§ **Required task**:
In the records below, find the line with "Convert this document image to plain text." and repeat it and every line after it, exactly, without any pictures.

──────── Entries supplied ────────

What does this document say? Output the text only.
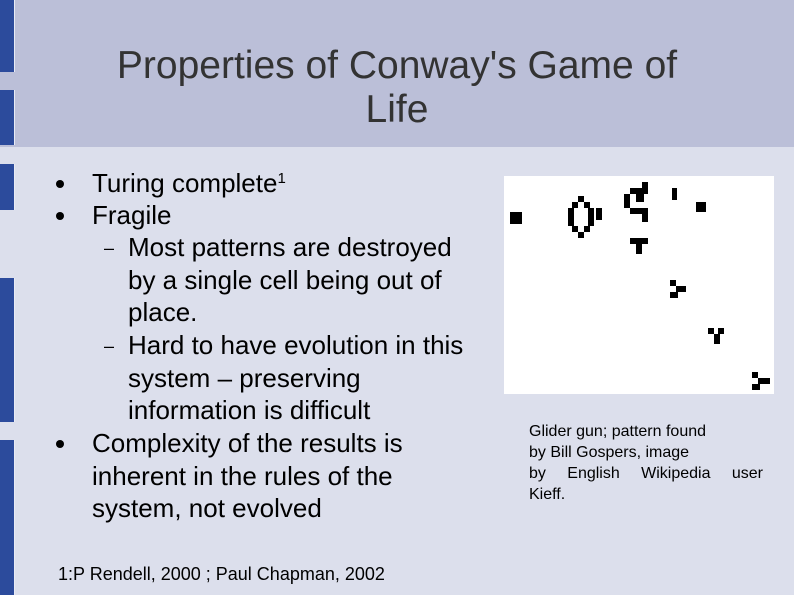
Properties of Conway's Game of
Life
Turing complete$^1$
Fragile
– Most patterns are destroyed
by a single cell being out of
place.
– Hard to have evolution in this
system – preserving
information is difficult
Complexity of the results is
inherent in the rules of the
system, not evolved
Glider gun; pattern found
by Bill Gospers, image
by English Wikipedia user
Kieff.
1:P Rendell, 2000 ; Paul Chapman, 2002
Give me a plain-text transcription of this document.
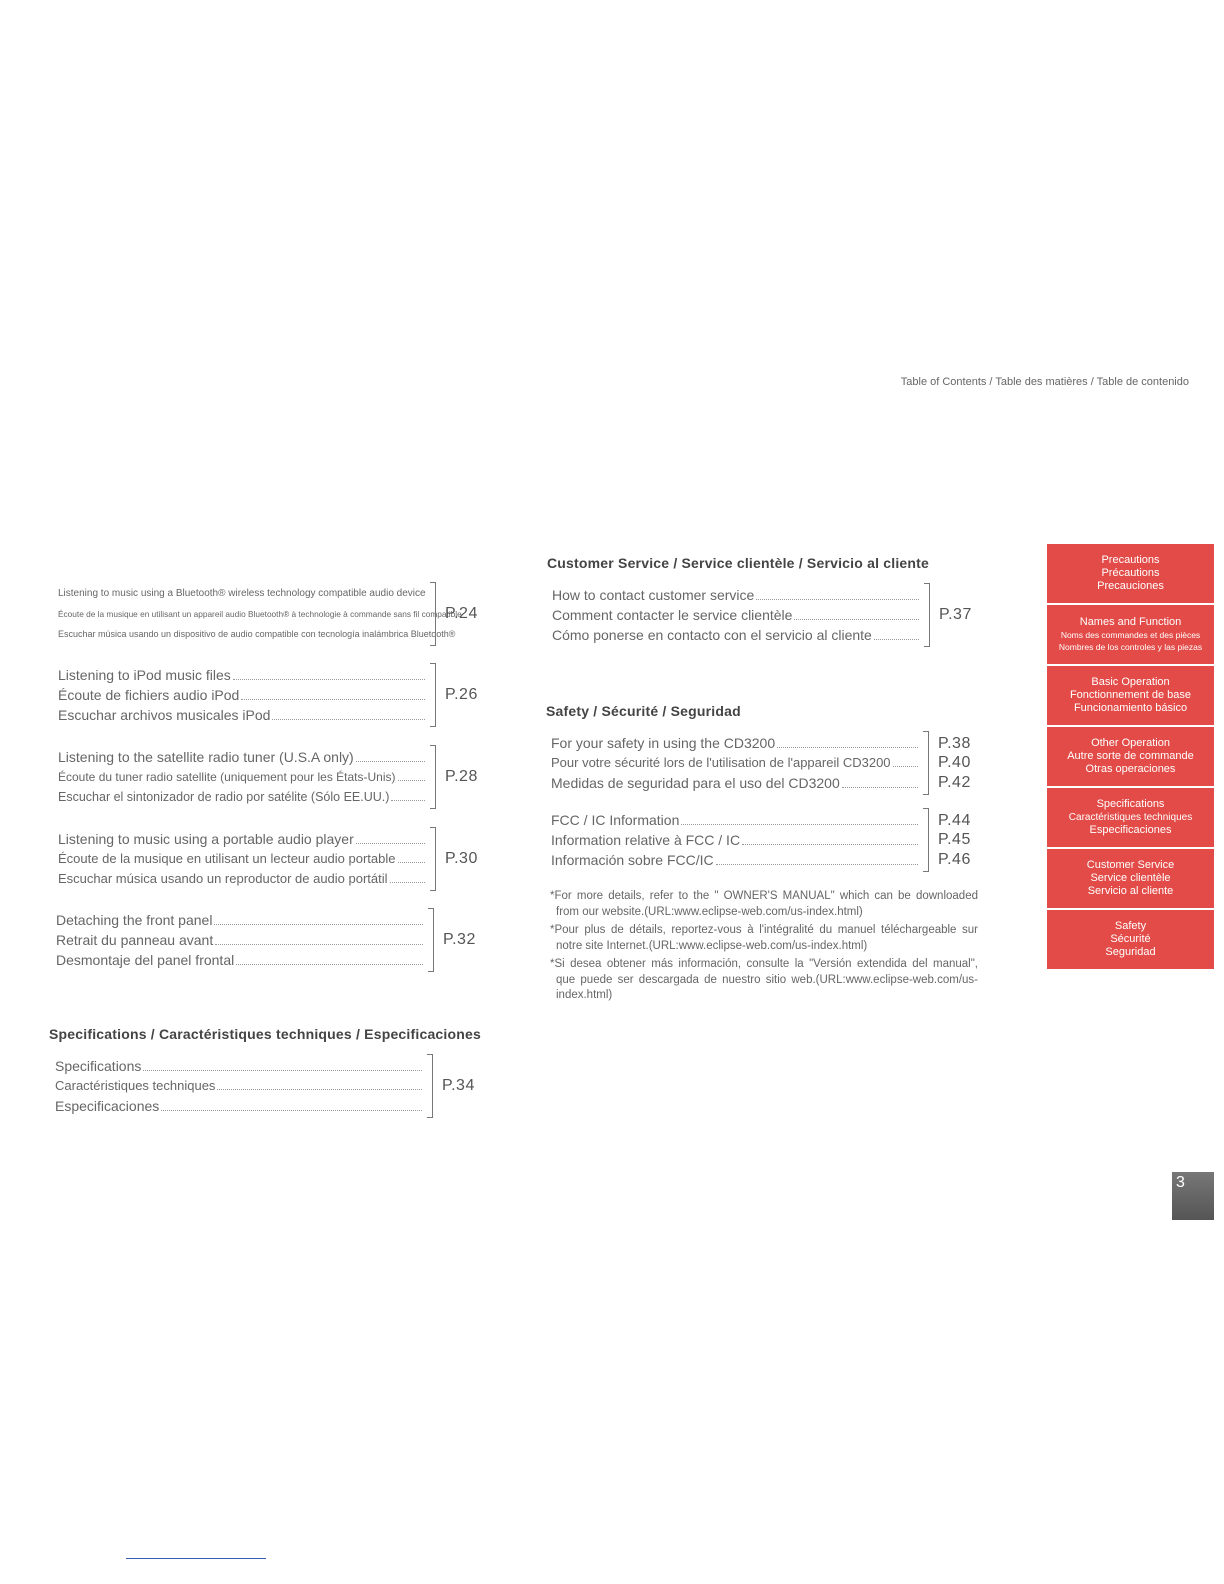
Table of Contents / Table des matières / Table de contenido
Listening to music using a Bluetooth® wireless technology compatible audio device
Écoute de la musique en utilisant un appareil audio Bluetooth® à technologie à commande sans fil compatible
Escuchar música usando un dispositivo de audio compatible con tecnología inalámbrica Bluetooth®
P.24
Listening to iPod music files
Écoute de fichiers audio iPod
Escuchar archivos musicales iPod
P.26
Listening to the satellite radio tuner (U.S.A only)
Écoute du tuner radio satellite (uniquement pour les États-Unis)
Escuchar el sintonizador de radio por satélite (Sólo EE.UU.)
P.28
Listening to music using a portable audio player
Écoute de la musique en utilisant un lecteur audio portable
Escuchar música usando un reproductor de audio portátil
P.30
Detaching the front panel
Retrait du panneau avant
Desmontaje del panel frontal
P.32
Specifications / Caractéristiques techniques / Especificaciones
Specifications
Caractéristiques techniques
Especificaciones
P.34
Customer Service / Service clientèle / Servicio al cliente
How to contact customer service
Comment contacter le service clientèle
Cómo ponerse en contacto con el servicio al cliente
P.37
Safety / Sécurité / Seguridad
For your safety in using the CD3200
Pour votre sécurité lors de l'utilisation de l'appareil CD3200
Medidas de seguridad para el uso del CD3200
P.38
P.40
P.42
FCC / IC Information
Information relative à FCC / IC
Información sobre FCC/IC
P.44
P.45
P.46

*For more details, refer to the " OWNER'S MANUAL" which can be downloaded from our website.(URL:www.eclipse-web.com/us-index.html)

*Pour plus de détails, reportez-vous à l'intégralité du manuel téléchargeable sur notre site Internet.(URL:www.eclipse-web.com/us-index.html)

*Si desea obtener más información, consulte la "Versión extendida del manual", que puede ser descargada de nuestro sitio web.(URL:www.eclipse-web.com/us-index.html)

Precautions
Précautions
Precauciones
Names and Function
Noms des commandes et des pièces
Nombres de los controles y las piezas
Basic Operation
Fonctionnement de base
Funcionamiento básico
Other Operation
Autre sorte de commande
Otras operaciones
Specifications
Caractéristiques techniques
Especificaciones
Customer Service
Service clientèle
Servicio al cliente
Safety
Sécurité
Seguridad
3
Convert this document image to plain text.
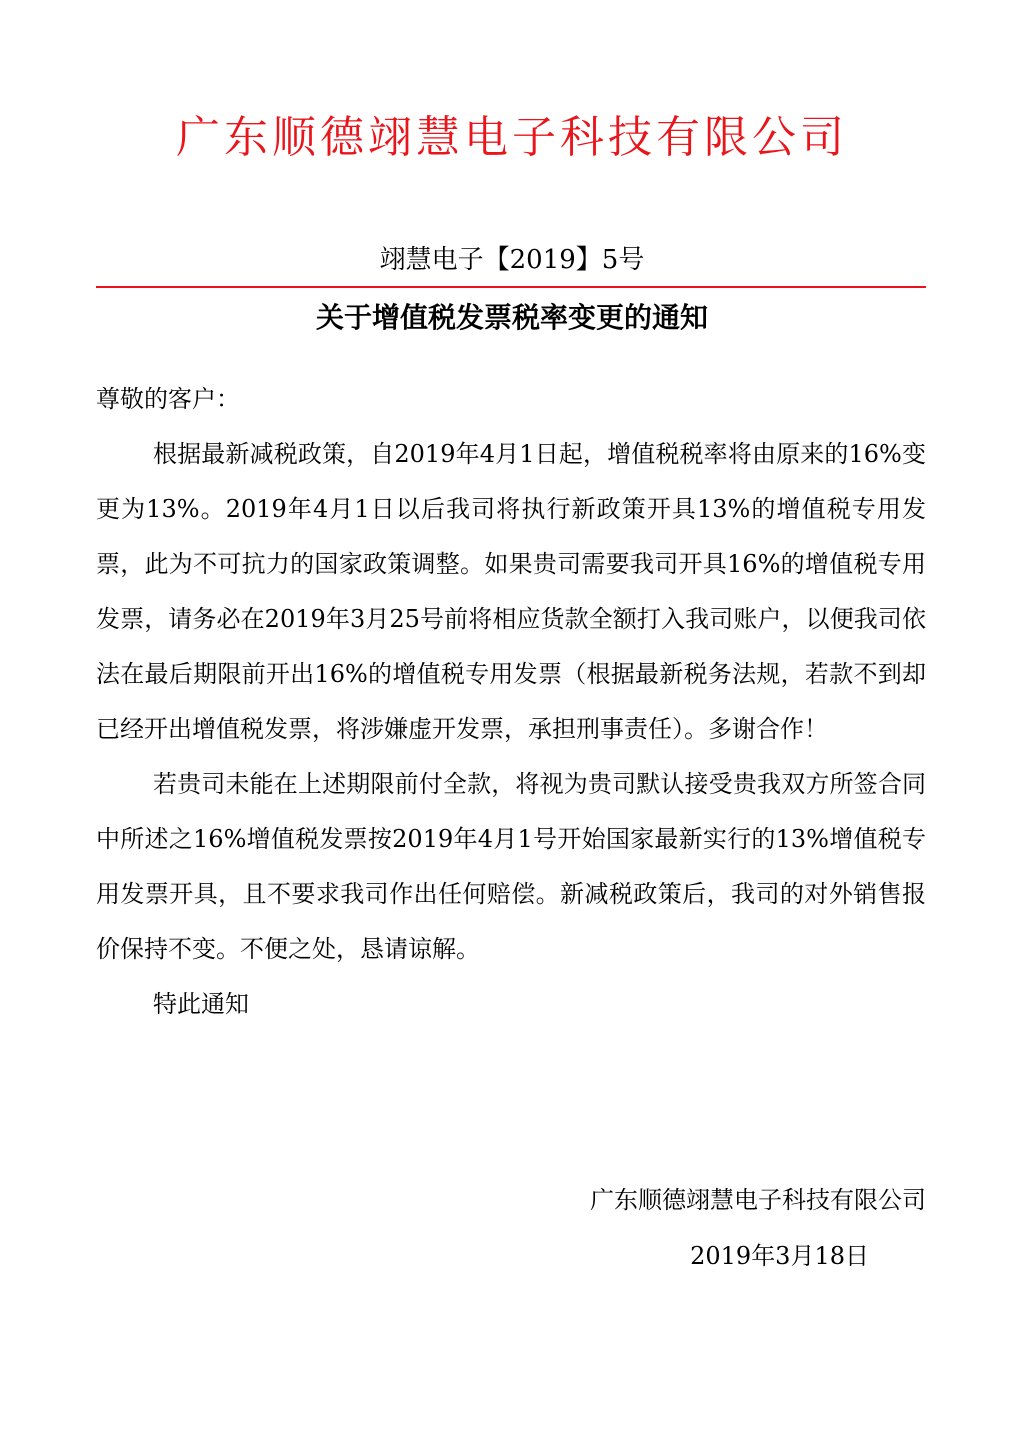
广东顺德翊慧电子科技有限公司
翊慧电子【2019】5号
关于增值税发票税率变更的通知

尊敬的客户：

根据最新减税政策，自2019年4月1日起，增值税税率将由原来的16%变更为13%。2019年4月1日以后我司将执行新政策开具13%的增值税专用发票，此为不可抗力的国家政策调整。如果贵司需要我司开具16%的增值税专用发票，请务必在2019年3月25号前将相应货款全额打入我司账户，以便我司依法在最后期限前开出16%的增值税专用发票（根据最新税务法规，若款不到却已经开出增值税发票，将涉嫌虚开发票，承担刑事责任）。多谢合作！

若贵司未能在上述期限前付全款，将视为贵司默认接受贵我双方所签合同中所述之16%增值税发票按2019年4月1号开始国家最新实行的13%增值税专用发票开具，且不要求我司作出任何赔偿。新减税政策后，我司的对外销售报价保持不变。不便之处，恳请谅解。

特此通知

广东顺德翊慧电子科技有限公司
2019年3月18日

────────

§ **Completed exercise**:
Convert this document image to plain text.
广东顺德翊慧电子科技有限公司
翊慧电子【2019】5号
关于增值税发票税率变更的通知

尊敬的客户：

根据最新减税政策，自2019年4月1日起，增值税税率将由原来的16%变更为13%。2019年4月1日以后我司将执行新政策开具13%的增值税专用发票，此为不可抗力的国家政策调整。如果贵司需要我司开具16%的增值税专用发票，请务必在2019年3月25号前将相应货款全额打入我司账户，以便我司依法在最后期限前开出16%的增值税专用发票（根据最新税务法规，若款不到却已经开出增值税发票，将涉嫌虚开发票，承担刑事责任）。多谢合作！

若贵司未能在上述期限前付全款，将视为贵司默认接受贵我双方所签合同中所述之16%增值税发票按2019年4月1号开始国家最新实行的13%增值税专用发票开具，且不要求我司作出任何赔偿。新减税政策后，我司的对外销售报价保持不变。不便之处，恳请谅解。

特此通知

广东顺德翊慧电子科技有限公司
2019年3月18日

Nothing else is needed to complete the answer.